## Records of elements and coordinates
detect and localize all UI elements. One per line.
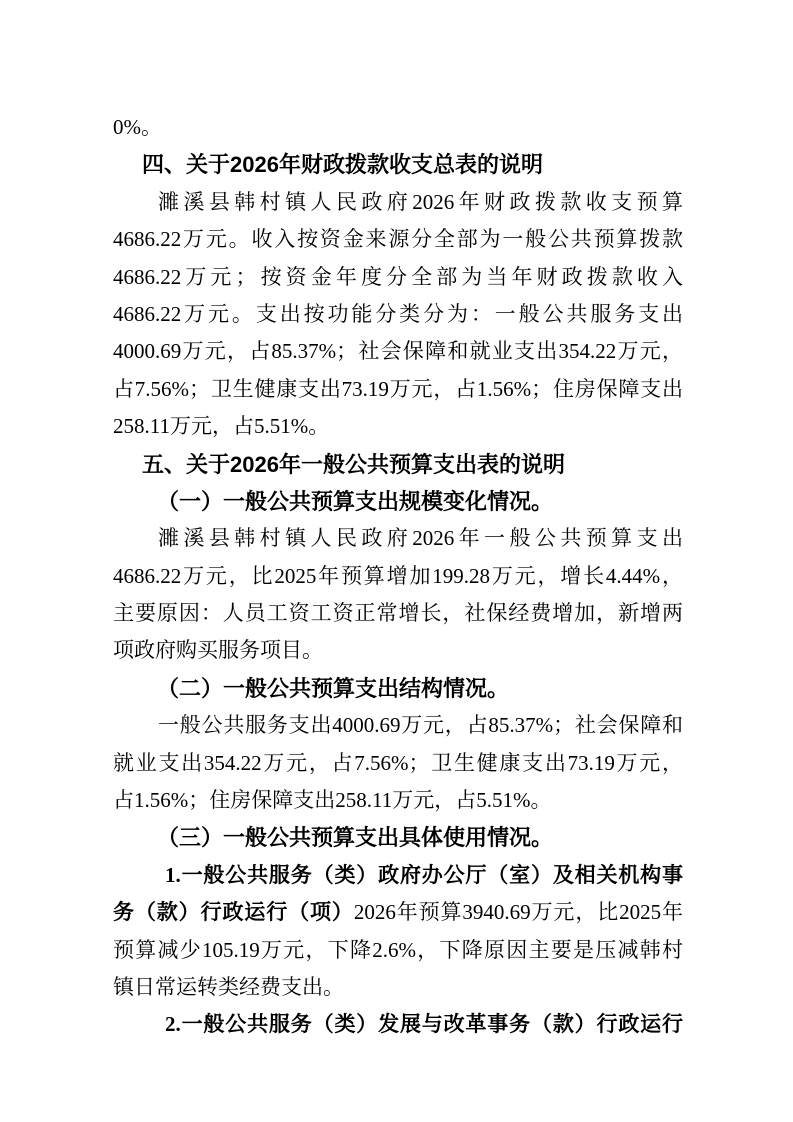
text-segment: （三）一般公共预算支出具体使用情况。 <box>157 825 553 850</box>
paragraph-line: 一般公共服务支出4000.69万元，占85.37%；社会保障和 <box>113 707 683 744</box>
paragraph-line: 258.11万元，占5.51%。 <box>113 408 683 445</box>
paragraph-line: 4686.22万元；按资金年度分全部为当年财政拨款收入 <box>113 259 683 296</box>
text-segment: 4686.22万元。收入按资金来源分全部为一般公共预算拨款 <box>113 227 683 251</box>
text-segment: 主要原因：人员工资工资正常增长，社保经费增加，新增两 <box>113 601 683 625</box>
paragraph-line: 濉溪县韩村镇人民政府2026年一般公共预算支出 <box>113 520 683 557</box>
text-segment: 预算减少105.19万元，下降2.6%，下降原因主要是压减韩村 <box>113 938 683 962</box>
text-segment: 濉溪县韩村镇人民政府2026年一般公共预算支出 <box>158 526 683 550</box>
bold-text-segment: 2.一般公共服务（类）发展与改革事务（款）行政运行 <box>165 1012 683 1036</box>
paragraph-line: 占7.56%；卫生健康支出73.19万元，占1.56%；住房保障支出 <box>113 371 683 408</box>
text-segment: 占7.56%；卫生健康支出73.19万元，占1.56%；住房保障支出 <box>113 377 683 401</box>
text-segment: 项政府购买服务项目。 <box>113 638 323 662</box>
numbered-item-line: 2.一般公共服务（类）发展与改革事务（款）行政运行 <box>113 1006 683 1043</box>
text-segment: 4686.22万元；按资金年度分全部为当年财政拨款收入 <box>113 265 683 289</box>
paragraph-line: 就业支出354.22万元，占7.56%；卫生健康支出73.19万元， <box>113 745 683 782</box>
paragraph-line: 4686.22万元，比2025年预算增加199.28万元，增长4.44%， <box>113 558 683 595</box>
document-content: 0%。 四、关于2026年财政拨款收支总表的说明 濉溪县韩村镇人民政府2026年… <box>113 109 683 1044</box>
paragraph-line: 项政府购买服务项目。 <box>113 632 683 669</box>
text-segment: 五、关于2026年一般公共预算支出表的说明 <box>142 452 565 477</box>
text-segment: 一般公共服务支出4000.69万元，占85.37%；社会保障和 <box>158 713 683 737</box>
subsection-heading: （一）一般公共预算支出规模变化情况。 <box>113 483 683 520</box>
document-page: 0%。 四、关于2026年财政拨款收支总表的说明 濉溪县韩村镇人民政府2026年… <box>0 0 793 1122</box>
section-heading: 五、关于2026年一般公共预算支出表的说明 <box>113 446 683 483</box>
text-segment: 镇日常运转类经费支出。 <box>113 975 344 999</box>
paragraph-line: 4686.22万元。支出按功能分类分为：一般公共服务支出 <box>113 296 683 333</box>
text-segment: （一）一般公共预算支出规模变化情况。 <box>157 489 553 514</box>
numbered-item-line: 1.一般公共服务（类）政府办公厅（室）及相关机构事 <box>113 857 683 894</box>
paragraph-line: 务（款）行政运行（项）2026年预算3940.69万元，比2025年 <box>113 894 683 931</box>
text-segment: 就业支出354.22万元，占7.56%；卫生健康支出73.19万元， <box>113 751 683 775</box>
section-heading: 四、关于2026年财政拨款收支总表的说明 <box>113 146 683 183</box>
text-segment: 2026年预算3940.69万元，比2025年 <box>354 900 683 924</box>
subsection-heading: （三）一般公共预算支出具体使用情况。 <box>113 819 683 856</box>
bold-text-segment: 1.一般公共服务（类）政府办公厅（室）及相关机构事 <box>165 863 683 887</box>
paragraph-line: 主要原因：人员工资工资正常增长，社保经费增加，新增两 <box>113 595 683 632</box>
text-segment: 4686.22万元。支出按功能分类分为：一般公共服务支出 <box>113 302 683 326</box>
text-segment: 258.11万元，占5.51%。 <box>113 414 329 438</box>
text-segment: 0%。 <box>113 115 162 139</box>
paragraph-line: 4000.69万元，占85.37%；社会保障和就业支出354.22万元， <box>113 333 683 370</box>
text-segment: 4000.69万元，占85.37%；社会保障和就业支出354.22万元， <box>113 339 683 363</box>
paragraph-line: 濉溪县韩村镇人民政府2026年财政拨款收支预算 <box>113 184 683 221</box>
paragraph-line: 镇日常运转类经费支出。 <box>113 969 683 1006</box>
bold-text-segment: 务（款）行政运行（项） <box>113 900 354 924</box>
text-segment: 占1.56%；住房保障支出258.11万元，占5.51%。 <box>113 788 551 812</box>
text-segment: 4686.22万元，比2025年预算增加199.28万元，增长4.44%， <box>113 564 683 588</box>
text-segment: 四、关于2026年财政拨款收支总表的说明 <box>142 152 543 177</box>
paragraph-tail-line: 0%。 <box>113 109 683 146</box>
paragraph-line: 4686.22万元。收入按资金来源分全部为一般公共预算拨款 <box>113 221 683 258</box>
paragraph-line: 预算减少105.19万元，下降2.6%，下降原因主要是压减韩村 <box>113 932 683 969</box>
text-segment: 濉溪县韩村镇人民政府2026年财政拨款收支预算 <box>158 190 683 214</box>
subsection-heading: （二）一般公共预算支出结构情况。 <box>113 670 683 707</box>
text-segment: （二）一般公共预算支出结构情况。 <box>157 676 509 701</box>
paragraph-line: 占1.56%；住房保障支出258.11万元，占5.51%。 <box>113 782 683 819</box>
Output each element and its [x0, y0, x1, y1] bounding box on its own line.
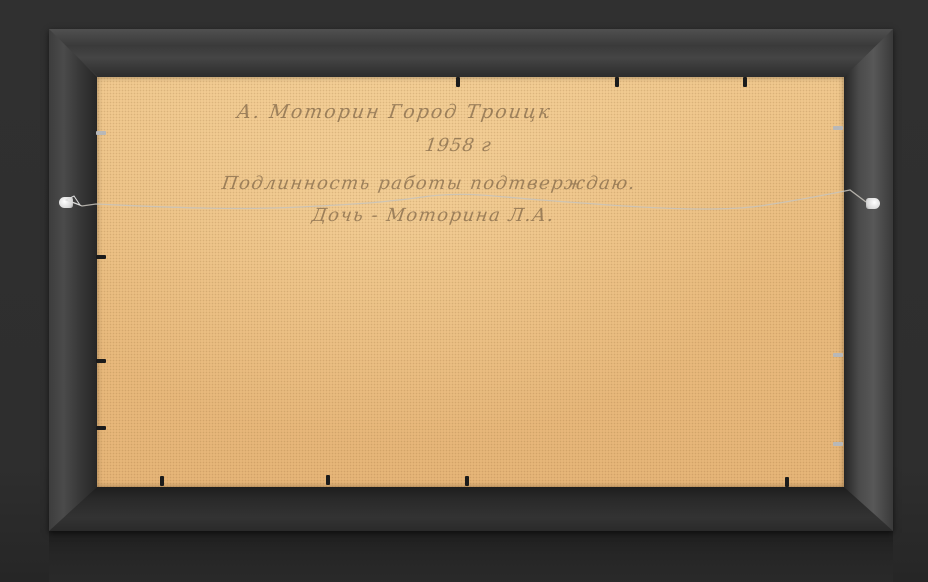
frame-clip — [615, 77, 619, 87]
signature-inscription: Дочь - Моторина Л.А. — [311, 205, 557, 226]
artist-and-title-inscription: А. Моторин Город Троицк — [235, 101, 553, 123]
left-hanger-icon — [59, 197, 73, 208]
right-hanger-icon — [866, 198, 880, 209]
frame-clip — [465, 476, 469, 486]
frame-clip — [326, 475, 330, 485]
authenticity-inscription: Подлинность работы подтверждаю. — [221, 173, 638, 194]
frame-bottom-rail — [49, 487, 893, 531]
frame-clip — [833, 353, 843, 357]
frame-clip — [160, 476, 164, 486]
frame-right-rail — [844, 29, 893, 531]
hardboard-backing: А. Моторин Город Троицк 1958 г Подлиннос… — [97, 77, 844, 487]
frame-clip — [833, 442, 843, 446]
frame-clip — [96, 426, 106, 430]
frame-clip — [785, 477, 789, 487]
frame-reflection — [49, 531, 893, 582]
frame-clip — [96, 131, 106, 135]
frame-clip — [96, 255, 106, 259]
year-inscription: 1958 г — [424, 135, 494, 156]
frame-clip — [456, 77, 460, 87]
frame-top-rail — [49, 29, 893, 77]
frame-clip — [743, 77, 747, 87]
frame-clip — [96, 359, 106, 363]
frame-left-rail — [49, 29, 97, 531]
frame-clip — [833, 126, 843, 130]
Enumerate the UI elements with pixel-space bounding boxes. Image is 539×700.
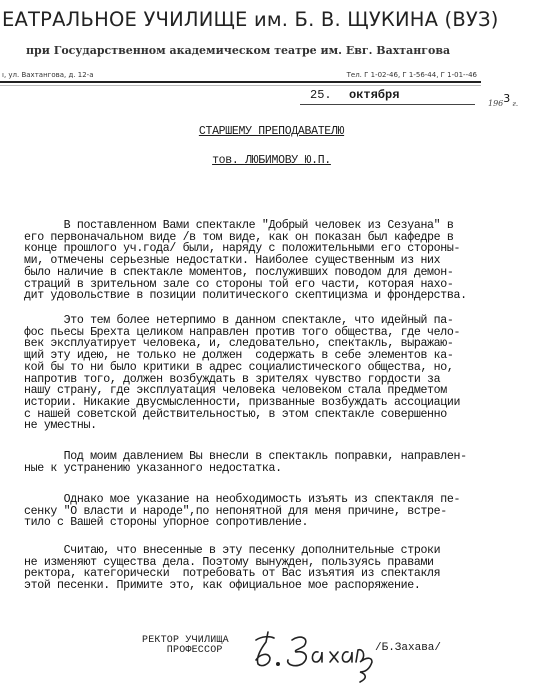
- paragraph-1: В поставленном Вами спектакле "Добрый че…: [24, 220, 514, 302]
- signatory-title: РЕКТОР УЧИЛИЩА ПРОФЕССОР: [142, 636, 229, 655]
- paragraph-3: Под моим давлением Вы внесли в спектакль…: [24, 451, 514, 474]
- date-month: октября: [349, 88, 399, 102]
- date-day: 25.: [310, 88, 332, 102]
- addressee-position: СТАРШЕМУ ПРЕПОДАВАТЕЛЮ: [2, 125, 539, 138]
- handwritten-signature: [248, 628, 378, 688]
- date-year: 1963г.: [488, 92, 518, 108]
- institution-phones: Тел. Г 1-02-46, Г 1-56-44, Г 1-01--46: [347, 71, 477, 79]
- paragraph-5: Считаю, что внесенные в эту песенку допо…: [24, 545, 514, 592]
- date-year-suffix: г.: [512, 100, 518, 108]
- addressee-name: тов. ЛЮБИМОВУ Ю.П.: [2, 154, 539, 167]
- letterhead-rule-thin: [0, 85, 481, 86]
- institution-affiliation: при Государственном академическом театре…: [26, 44, 450, 57]
- institution-name: ЕАТРАЛЬНОЕ УЧИЛИЩЕ им. Б. В. ЩУКИНА (ВУЗ…: [2, 8, 499, 31]
- paragraph-4: Однако мое указание на необходимость изъ…: [24, 494, 514, 529]
- date-year-prefix: 196: [488, 99, 503, 108]
- date-underline: [300, 104, 475, 105]
- letter-date: 25. октября 1963г.: [300, 87, 490, 107]
- signatory-name: /Б.Захава/: [375, 642, 441, 654]
- date-year-digit: 3: [503, 92, 510, 105]
- letterhead-rule: [0, 81, 481, 83]
- institution-address: ı, ул. Вахтангова, д. 12-а: [2, 71, 93, 79]
- paragraph-2: Это тем более нетерпимо в данном спектак…: [24, 315, 514, 432]
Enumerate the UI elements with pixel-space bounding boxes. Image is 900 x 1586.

## Written exercise
Convert the lines of the listing into a JSON list of strings, one string per line and blank lines omitted. Begin at the line that contains "frame-clip — [615, 77, 619, 87]" and stop after the line that contains "frame-clip — [326, 475, 330, 485]".

## Answer in full
[
  "frame-clip — [615, 77, 619, 87]",
  "signature-inscription: Дочь - Моторина Л.А. — [311, 205, 557, 226]",
  "artist-and-title-inscription: А. Моторин Город Троицк — [235, 101, 553, 123]",
  "left-hanger-icon — [59, 197, 73, 208]",
  "right-hanger-icon — [866, 198, 880, 209]",
  "frame-clip — [465, 476, 469, 486]",
  "frame-clip — [326, 475, 330, 485]"
]